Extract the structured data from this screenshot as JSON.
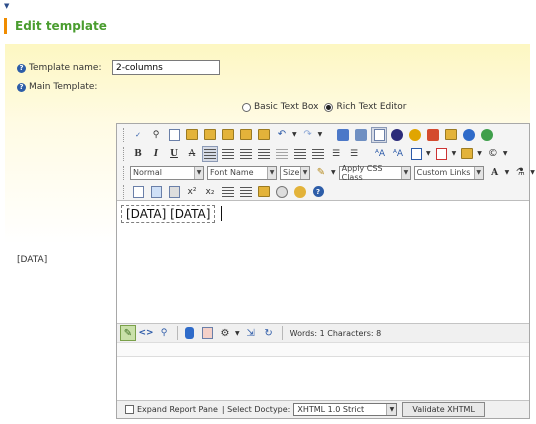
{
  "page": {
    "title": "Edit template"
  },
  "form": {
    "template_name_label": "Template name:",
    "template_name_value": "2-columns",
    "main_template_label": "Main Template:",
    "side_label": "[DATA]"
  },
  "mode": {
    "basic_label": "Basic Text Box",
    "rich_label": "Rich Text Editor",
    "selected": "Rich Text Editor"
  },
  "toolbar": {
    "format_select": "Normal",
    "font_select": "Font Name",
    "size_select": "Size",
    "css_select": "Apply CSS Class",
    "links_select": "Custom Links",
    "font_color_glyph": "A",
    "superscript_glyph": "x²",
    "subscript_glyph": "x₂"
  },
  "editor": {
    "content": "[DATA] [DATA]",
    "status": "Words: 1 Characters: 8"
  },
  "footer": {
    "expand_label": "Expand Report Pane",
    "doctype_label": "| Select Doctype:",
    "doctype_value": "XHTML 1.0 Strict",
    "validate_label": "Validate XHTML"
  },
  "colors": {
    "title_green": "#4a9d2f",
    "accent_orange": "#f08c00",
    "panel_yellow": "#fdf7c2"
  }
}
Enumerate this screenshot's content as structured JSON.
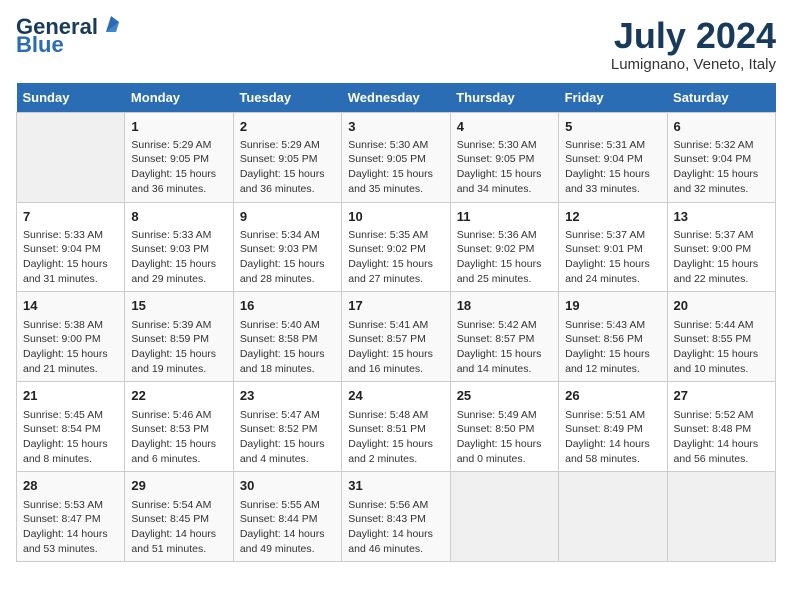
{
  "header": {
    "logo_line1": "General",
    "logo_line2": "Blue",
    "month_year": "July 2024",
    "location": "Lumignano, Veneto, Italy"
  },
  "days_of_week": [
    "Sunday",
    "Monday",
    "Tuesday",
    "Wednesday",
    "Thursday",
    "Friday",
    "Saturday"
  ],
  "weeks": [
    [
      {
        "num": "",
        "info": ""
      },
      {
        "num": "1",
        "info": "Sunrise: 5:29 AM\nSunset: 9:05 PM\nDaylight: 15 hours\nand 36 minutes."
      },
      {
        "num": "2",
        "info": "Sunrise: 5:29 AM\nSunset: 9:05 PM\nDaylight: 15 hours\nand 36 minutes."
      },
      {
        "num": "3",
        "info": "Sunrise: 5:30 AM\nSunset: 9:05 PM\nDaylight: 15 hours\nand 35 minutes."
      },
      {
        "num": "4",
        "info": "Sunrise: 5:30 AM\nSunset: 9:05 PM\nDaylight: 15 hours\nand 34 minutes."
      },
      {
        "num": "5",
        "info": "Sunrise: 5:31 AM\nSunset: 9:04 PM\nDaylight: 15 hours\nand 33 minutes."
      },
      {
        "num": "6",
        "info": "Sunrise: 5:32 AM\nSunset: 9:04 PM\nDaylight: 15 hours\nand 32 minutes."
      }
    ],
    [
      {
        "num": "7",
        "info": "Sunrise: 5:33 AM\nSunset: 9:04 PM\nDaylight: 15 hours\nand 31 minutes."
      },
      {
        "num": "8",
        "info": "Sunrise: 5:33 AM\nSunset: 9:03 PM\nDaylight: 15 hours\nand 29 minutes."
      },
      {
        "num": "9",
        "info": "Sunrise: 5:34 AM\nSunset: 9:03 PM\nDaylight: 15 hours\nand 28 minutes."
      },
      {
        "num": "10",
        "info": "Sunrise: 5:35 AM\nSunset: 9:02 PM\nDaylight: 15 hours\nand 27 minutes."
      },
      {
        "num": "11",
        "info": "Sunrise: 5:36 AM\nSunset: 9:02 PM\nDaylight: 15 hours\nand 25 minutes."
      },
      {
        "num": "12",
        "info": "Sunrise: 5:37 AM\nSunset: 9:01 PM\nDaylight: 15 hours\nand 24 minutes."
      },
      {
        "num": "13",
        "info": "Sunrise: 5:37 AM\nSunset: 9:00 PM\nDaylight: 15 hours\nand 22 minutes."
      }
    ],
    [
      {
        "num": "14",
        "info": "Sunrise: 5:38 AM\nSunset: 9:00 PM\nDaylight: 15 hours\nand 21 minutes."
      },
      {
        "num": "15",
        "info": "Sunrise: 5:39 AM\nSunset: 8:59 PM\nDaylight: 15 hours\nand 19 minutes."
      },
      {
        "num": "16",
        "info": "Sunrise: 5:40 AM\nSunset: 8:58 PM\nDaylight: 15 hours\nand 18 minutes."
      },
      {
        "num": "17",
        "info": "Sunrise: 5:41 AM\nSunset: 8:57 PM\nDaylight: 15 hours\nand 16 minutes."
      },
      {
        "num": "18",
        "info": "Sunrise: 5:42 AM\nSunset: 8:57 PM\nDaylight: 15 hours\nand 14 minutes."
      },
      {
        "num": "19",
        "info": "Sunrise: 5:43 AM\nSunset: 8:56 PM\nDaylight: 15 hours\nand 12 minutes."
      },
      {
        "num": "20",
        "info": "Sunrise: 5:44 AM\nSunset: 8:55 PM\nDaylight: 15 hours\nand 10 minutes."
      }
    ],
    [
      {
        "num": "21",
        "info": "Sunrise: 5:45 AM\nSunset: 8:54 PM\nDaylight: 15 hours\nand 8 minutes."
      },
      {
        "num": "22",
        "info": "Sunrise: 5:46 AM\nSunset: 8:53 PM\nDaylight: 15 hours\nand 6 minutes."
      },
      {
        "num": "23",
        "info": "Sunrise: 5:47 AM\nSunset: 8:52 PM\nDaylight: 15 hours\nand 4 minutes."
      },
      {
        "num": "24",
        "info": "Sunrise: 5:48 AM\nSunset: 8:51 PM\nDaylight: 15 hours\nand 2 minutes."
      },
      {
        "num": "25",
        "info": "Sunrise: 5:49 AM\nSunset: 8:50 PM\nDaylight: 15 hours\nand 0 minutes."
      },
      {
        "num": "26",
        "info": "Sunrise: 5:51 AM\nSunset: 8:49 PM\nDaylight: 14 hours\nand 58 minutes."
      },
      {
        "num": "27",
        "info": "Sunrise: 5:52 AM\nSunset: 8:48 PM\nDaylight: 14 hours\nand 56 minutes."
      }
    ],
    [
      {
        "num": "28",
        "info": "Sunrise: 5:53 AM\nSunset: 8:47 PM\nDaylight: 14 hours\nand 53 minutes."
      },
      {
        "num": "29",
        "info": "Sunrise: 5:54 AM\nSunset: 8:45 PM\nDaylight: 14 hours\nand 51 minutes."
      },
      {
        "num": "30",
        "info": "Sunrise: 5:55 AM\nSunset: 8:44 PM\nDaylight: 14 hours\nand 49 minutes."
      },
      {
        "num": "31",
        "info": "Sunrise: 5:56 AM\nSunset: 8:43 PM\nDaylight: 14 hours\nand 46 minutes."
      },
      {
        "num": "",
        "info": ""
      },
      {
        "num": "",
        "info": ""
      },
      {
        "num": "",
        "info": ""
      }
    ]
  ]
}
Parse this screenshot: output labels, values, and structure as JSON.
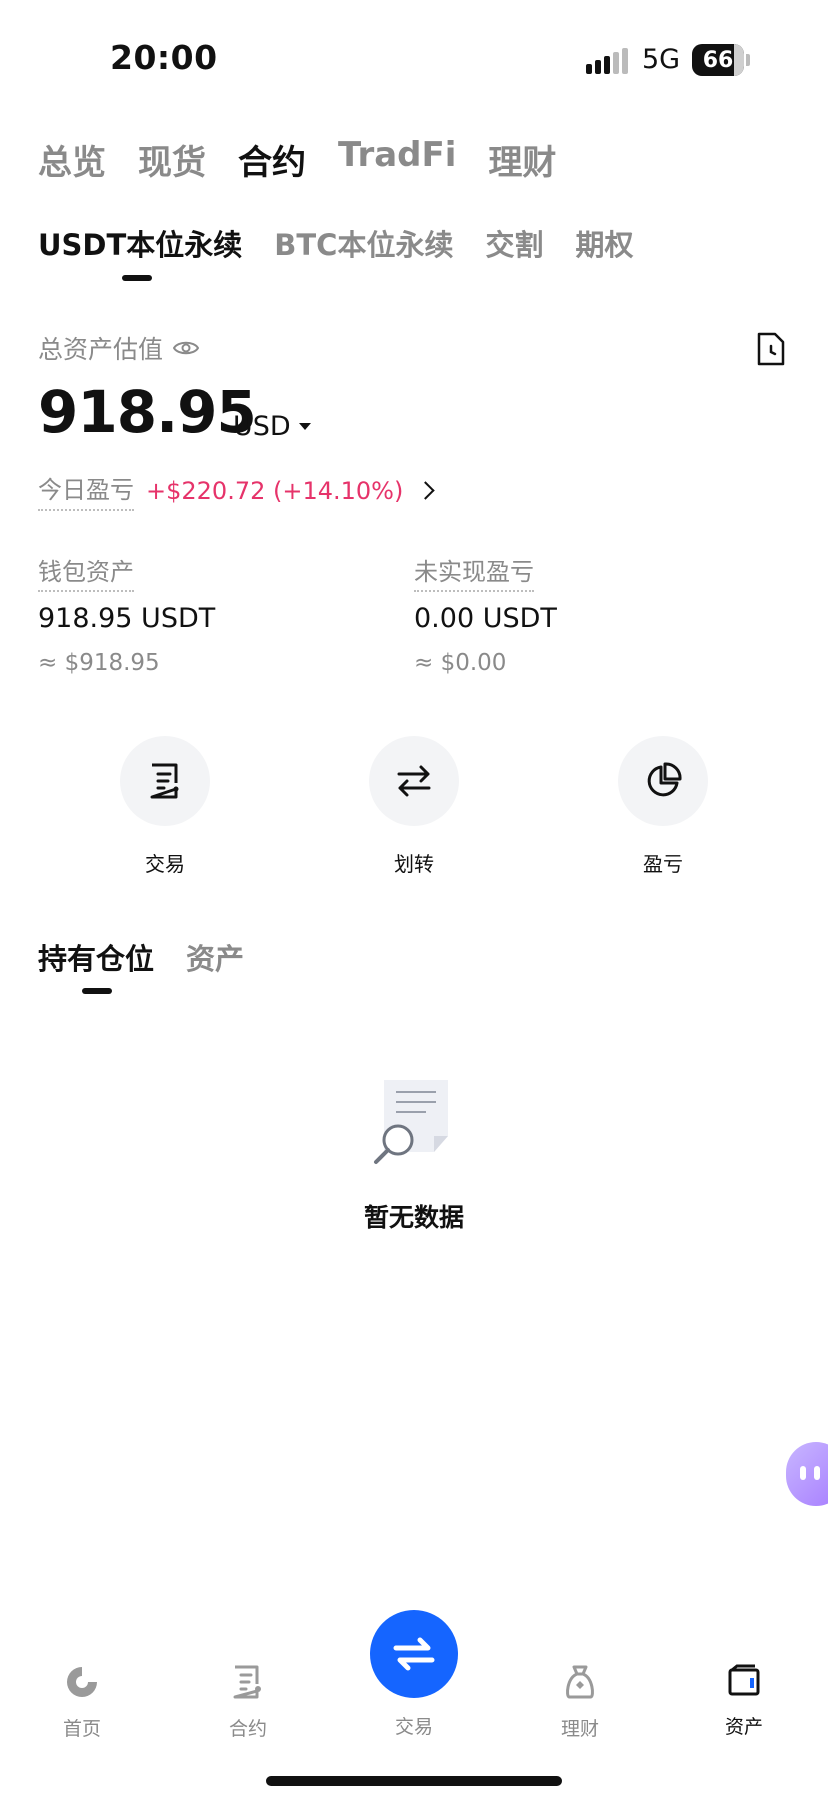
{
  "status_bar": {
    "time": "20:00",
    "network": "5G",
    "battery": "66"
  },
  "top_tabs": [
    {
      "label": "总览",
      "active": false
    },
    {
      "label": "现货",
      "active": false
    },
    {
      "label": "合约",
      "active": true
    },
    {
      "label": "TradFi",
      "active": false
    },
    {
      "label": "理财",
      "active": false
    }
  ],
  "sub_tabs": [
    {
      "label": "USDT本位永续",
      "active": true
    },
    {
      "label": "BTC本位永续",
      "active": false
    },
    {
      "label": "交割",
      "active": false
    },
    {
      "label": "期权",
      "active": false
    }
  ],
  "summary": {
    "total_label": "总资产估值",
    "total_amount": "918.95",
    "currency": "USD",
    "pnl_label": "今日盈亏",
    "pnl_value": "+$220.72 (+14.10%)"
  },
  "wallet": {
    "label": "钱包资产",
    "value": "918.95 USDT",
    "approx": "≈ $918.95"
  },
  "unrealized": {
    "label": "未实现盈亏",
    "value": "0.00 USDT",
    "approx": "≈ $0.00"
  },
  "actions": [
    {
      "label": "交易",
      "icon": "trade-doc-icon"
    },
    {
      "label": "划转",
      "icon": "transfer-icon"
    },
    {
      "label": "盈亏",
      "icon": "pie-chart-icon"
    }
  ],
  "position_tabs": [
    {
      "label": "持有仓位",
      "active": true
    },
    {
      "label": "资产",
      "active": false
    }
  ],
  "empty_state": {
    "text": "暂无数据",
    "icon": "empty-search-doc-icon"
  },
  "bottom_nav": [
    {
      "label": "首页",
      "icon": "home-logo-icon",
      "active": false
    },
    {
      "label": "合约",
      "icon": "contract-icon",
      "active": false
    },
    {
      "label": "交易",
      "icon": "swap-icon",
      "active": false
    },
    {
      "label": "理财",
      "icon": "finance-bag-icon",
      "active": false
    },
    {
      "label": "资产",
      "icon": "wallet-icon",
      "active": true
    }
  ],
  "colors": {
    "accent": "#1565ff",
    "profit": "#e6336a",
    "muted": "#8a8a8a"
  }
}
━━━━━━━━━━
■ **Exercise goal**
Pull out every line in the data above that has the word "this".

■ **Written solution**
Extract the structured data from this screenshot as JSON.
Enumerate this screenshot's content as structured JSON.
Parse this screenshot: output labels, values, and structure as JSON.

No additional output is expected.